# Materials provided start

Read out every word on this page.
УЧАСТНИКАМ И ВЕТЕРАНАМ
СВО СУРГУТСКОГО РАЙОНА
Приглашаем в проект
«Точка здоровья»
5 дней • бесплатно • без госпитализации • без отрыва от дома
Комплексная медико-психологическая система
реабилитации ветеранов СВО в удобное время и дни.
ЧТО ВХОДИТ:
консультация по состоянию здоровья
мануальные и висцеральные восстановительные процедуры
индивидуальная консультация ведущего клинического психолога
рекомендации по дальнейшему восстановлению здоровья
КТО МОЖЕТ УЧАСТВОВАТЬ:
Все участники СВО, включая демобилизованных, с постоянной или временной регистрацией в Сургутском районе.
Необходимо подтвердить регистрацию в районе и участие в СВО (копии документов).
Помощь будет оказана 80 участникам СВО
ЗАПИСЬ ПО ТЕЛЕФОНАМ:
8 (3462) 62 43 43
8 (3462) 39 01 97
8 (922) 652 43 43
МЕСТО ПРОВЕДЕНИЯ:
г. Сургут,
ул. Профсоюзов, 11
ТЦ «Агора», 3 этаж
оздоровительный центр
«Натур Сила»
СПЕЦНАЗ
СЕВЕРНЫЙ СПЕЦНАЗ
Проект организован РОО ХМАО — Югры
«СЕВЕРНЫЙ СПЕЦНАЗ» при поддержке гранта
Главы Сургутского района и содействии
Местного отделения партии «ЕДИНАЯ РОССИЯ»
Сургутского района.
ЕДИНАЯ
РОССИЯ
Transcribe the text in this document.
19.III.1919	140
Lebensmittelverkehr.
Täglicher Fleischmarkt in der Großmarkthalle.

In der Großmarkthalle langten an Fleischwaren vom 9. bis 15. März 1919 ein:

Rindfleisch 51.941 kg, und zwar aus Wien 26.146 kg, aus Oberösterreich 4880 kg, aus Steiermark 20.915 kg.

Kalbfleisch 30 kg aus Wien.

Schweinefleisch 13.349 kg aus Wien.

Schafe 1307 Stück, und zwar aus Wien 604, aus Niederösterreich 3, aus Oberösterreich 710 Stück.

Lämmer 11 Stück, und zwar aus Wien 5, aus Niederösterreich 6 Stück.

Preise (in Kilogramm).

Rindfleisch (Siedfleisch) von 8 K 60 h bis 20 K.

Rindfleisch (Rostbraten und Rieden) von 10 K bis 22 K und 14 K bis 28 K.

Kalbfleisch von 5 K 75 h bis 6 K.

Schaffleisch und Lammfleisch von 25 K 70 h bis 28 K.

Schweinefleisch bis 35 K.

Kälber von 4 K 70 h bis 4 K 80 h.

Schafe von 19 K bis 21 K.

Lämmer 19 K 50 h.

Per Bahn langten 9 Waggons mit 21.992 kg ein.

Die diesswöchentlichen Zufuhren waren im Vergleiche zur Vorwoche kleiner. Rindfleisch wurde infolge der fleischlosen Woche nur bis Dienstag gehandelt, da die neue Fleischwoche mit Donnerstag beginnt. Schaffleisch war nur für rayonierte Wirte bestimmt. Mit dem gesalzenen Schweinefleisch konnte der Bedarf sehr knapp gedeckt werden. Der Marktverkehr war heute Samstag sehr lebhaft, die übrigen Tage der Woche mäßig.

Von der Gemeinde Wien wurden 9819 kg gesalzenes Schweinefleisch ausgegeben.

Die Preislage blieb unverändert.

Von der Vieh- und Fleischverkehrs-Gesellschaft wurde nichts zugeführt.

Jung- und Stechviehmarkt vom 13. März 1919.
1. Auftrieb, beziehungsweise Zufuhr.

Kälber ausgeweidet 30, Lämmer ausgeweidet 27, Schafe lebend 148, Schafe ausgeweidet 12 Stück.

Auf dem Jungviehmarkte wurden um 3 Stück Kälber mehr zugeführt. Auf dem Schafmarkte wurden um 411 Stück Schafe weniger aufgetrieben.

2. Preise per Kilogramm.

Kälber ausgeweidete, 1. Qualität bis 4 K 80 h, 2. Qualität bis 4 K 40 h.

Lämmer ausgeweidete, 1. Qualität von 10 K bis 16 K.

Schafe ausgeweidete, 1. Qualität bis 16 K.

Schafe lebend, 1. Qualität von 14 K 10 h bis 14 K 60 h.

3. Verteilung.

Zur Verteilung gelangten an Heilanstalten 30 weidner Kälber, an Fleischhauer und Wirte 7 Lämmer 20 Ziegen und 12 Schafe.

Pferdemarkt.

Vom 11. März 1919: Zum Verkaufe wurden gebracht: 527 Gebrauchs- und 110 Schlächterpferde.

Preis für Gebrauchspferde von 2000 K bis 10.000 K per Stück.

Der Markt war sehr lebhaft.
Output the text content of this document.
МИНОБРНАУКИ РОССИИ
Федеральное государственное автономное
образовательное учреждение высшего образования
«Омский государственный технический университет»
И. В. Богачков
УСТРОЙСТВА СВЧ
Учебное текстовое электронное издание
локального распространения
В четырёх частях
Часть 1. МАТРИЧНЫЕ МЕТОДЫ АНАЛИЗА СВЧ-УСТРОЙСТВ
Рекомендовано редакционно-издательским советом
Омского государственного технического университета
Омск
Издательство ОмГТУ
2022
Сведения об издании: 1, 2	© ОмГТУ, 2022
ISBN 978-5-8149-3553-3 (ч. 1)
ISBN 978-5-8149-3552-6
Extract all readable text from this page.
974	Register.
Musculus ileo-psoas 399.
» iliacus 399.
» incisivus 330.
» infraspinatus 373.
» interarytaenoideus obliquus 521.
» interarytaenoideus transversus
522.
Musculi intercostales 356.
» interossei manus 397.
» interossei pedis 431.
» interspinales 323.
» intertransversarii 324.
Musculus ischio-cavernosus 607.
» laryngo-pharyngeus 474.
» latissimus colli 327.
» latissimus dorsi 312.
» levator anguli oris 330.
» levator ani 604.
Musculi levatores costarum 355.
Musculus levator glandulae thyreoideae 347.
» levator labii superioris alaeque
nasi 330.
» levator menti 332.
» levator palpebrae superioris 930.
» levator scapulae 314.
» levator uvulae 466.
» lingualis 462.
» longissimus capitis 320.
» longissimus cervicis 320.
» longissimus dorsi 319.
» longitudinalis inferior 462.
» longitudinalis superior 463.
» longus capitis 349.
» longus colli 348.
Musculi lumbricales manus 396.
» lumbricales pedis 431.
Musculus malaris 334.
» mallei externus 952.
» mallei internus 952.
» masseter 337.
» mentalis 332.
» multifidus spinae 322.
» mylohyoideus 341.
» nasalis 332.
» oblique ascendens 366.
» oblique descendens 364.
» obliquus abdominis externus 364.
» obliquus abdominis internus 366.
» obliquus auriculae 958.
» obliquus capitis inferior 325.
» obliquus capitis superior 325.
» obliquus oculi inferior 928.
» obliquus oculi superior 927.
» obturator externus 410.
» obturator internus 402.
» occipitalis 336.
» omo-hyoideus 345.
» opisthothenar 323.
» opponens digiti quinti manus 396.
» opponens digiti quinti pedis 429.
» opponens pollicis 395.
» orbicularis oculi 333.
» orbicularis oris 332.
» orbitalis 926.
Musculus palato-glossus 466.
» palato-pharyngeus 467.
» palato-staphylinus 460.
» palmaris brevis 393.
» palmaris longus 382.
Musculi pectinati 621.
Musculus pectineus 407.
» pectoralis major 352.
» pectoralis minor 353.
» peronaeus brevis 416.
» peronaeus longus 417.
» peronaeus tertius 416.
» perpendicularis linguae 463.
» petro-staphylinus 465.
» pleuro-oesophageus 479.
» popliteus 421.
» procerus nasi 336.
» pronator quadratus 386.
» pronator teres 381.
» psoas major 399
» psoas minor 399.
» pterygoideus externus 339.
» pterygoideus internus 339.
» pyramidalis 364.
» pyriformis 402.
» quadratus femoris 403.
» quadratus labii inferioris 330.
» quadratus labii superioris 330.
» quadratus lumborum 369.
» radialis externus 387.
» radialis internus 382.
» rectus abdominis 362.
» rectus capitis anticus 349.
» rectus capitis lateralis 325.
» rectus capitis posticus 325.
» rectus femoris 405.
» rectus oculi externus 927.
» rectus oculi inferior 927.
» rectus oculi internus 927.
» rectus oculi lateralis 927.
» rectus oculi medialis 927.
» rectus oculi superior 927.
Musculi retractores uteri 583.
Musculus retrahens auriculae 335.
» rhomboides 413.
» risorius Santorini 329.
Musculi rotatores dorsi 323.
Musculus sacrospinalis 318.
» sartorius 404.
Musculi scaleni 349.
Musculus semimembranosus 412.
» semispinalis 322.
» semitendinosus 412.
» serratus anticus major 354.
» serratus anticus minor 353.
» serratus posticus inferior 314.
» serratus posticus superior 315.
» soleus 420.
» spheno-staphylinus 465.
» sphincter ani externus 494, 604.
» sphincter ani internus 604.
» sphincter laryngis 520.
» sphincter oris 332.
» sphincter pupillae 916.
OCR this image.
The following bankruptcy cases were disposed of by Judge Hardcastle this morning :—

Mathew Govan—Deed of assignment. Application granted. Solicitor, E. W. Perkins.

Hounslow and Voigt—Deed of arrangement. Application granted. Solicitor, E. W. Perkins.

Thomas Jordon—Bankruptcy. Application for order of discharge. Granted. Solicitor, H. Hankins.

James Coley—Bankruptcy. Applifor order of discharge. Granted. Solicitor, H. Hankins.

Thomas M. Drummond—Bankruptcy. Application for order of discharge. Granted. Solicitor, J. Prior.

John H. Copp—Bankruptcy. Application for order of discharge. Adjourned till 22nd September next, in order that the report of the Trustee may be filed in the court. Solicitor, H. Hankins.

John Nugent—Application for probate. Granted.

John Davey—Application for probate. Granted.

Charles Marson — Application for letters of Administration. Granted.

# Materials provided end

• [Task directions]
Reproduce the records above exactly, starting with the line that contains "OCR this image." and ending with the last line.

• [Full answer]
OCR this image.
The following bankruptcy cases were disposed of by Judge Hardcastle this morning :—

Mathew Govan—Deed of assignment. Application granted. Solicitor, E. W. Perkins.

Hounslow and Voigt—Deed of arrangement. Application granted. Solicitor, E. W. Perkins.

Thomas Jordon—Bankruptcy. Application for order of discharge. Granted. Solicitor, H. Hankins.

James Coley—Bankruptcy. Applifor order of discharge. Granted. Solicitor, H. Hankins.

Thomas M. Drummond—Bankruptcy. Application for order of discharge. Granted. Solicitor, J. Prior.

John H. Copp—Bankruptcy. Application for order of discharge. Adjourned till 22nd September next, in order that the report of the Trustee may be filed in the court. Solicitor, H. Hankins.

John Nugent—Application for probate. Granted.

John Davey—Application for probate. Granted.

Charles Marson — Application for letters of Administration. Granted.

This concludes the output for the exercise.